Restate every line of the material, word for word.
━━ DATA PROVIDED
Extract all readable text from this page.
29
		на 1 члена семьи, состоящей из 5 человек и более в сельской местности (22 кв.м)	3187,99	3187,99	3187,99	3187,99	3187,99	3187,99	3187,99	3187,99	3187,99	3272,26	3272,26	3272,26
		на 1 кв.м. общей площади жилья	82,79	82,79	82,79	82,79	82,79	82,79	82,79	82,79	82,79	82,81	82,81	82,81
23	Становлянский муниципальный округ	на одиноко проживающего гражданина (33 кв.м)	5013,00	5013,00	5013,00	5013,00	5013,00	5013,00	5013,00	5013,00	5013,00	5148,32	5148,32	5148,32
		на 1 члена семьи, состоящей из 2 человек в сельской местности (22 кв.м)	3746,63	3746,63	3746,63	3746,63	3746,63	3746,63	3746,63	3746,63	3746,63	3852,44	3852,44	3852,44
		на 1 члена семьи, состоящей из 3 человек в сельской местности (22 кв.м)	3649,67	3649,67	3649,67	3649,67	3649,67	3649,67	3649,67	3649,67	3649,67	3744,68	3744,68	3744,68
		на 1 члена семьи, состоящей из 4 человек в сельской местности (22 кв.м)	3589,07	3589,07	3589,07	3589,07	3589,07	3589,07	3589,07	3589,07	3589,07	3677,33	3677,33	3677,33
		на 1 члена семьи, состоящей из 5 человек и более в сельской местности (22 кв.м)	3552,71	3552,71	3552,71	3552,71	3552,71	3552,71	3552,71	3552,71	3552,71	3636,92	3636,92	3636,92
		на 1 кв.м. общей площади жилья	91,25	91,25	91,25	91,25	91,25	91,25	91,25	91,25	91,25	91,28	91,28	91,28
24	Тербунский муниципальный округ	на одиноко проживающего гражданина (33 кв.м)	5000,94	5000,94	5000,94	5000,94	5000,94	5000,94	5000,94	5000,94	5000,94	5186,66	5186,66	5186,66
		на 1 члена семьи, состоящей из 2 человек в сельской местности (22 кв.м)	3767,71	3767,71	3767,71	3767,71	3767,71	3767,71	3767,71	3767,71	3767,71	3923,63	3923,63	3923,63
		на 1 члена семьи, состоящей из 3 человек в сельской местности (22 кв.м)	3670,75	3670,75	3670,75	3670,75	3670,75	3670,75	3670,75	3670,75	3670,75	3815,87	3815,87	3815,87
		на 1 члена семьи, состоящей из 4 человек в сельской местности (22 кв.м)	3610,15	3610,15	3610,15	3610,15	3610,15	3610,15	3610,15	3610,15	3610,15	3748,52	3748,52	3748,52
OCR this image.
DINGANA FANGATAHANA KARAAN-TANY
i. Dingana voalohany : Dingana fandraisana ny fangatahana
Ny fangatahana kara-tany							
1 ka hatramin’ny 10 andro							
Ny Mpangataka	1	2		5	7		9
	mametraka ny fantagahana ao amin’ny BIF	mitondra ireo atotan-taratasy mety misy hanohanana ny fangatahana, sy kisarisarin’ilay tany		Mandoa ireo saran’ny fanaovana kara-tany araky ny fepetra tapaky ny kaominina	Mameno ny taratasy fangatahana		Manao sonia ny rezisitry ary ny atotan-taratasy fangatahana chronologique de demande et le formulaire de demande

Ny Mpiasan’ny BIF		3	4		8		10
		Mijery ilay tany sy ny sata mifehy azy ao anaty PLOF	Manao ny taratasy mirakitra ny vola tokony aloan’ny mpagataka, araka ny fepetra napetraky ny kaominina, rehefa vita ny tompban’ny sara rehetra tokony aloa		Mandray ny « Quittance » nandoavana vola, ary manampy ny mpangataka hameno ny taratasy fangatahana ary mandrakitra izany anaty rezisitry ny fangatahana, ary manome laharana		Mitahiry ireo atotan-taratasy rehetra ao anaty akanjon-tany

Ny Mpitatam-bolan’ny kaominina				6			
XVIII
━━━━
> _REPLY TO THE EXERCISE_
Extract all readable text from this page.
29
		на 1 члена семьи, состоящей из 5 человек и более в сельской местности (22 кв.м)	3187,99	3187,99	3187,99	3187,99	3187,99	3187,99	3187,99	3187,99	3187,99	3272,26	3272,26	3272,26
		на 1 кв.м. общей площади жилья	82,79	82,79	82,79	82,79	82,79	82,79	82,79	82,79	82,79	82,81	82,81	82,81
23	Становлянский муниципальный округ	на одиноко проживающего гражданина (33 кв.м)	5013,00	5013,00	5013,00	5013,00	5013,00	5013,00	5013,00	5013,00	5013,00	5148,32	5148,32	5148,32
		на 1 члена семьи, состоящей из 2 человек в сельской местности (22 кв.м)	3746,63	3746,63	3746,63	3746,63	3746,63	3746,63	3746,63	3746,63	3746,63	3852,44	3852,44	3852,44
		на 1 члена семьи, состоящей из 3 человек в сельской местности (22 кв.м)	3649,67	3649,67	3649,67	3649,67	3649,67	3649,67	3649,67	3649,67	3649,67	3744,68	3744,68	3744,68
		на 1 члена семьи, состоящей из 4 человек в сельской местности (22 кв.м)	3589,07	3589,07	3589,07	3589,07	3589,07	3589,07	3589,07	3589,07	3589,07	3677,33	3677,33	3677,33
		на 1 члена семьи, состоящей из 5 человек и более в сельской местности (22 кв.м)	3552,71	3552,71	3552,71	3552,71	3552,71	3552,71	3552,71	3552,71	3552,71	3636,92	3636,92	3636,92
		на 1 кв.м. общей площади жилья	91,25	91,25	91,25	91,25	91,25	91,25	91,25	91,25	91,25	91,28	91,28	91,28
24	Тербунский муниципальный округ	на одиноко проживающего гражданина (33 кв.м)	5000,94	5000,94	5000,94	5000,94	5000,94	5000,94	5000,94	5000,94	5000,94	5186,66	5186,66	5186,66
		на 1 члена семьи, состоящей из 2 человек в сельской местности (22 кв.м)	3767,71	3767,71	3767,71	3767,71	3767,71	3767,71	3767,71	3767,71	3767,71	3923,63	3923,63	3923,63
		на 1 члена семьи, состоящей из 3 человек в сельской местности (22 кв.м)	3670,75	3670,75	3670,75	3670,75	3670,75	3670,75	3670,75	3670,75	3670,75	3815,87	3815,87	3815,87
		на 1 члена семьи, состоящей из 4 человек в сельской местности (22 кв.м)	3610,15	3610,15	3610,15	3610,15	3610,15	3610,15	3610,15	3610,15	3610,15	3748,52	3748,52	3748,52
OCR this image.
DINGANA FANGATAHANA KARAAN-TANY
i. Dingana voalohany : Dingana fandraisana ny fangatahana
Ny fangatahana kara-tany							
1 ka hatramin’ny 10 andro							
Ny Mpangataka	1	2		5	7		9
	mametraka ny fantagahana ao amin’ny BIF	mitondra ireo atotan-taratasy mety misy hanohanana ny fangatahana, sy kisarisarin’ilay tany		Mandoa ireo saran’ny fanaovana kara-tany araky ny fepetra tapaky ny kaominina	Mameno ny taratasy fangatahana		Manao sonia ny rezisitry ary ny atotan-taratasy fangatahana chronologique de demande et le formulaire de demande

Ny Mpiasan’ny BIF		3	4		8		10
		Mijery ilay tany sy ny sata mifehy azy ao anaty PLOF	Manao ny taratasy mirakitra ny vola tokony aloan’ny mpagataka, araka ny fepetra napetraky ny kaominina, rehefa vita ny tompban’ny sara rehetra tokony aloa		Mandray ny « Quittance » nandoavana vola, ary manampy ny mpangataka hameno ny taratasy fangatahana ary mandrakitra izany anaty rezisitry ny fangatahana, ary manome laharana		Mitahiry ireo atotan-taratasy rehetra ao anaty akanjon-tany

Ny Mpitatam-bolan’ny kaominina				6			
XVIII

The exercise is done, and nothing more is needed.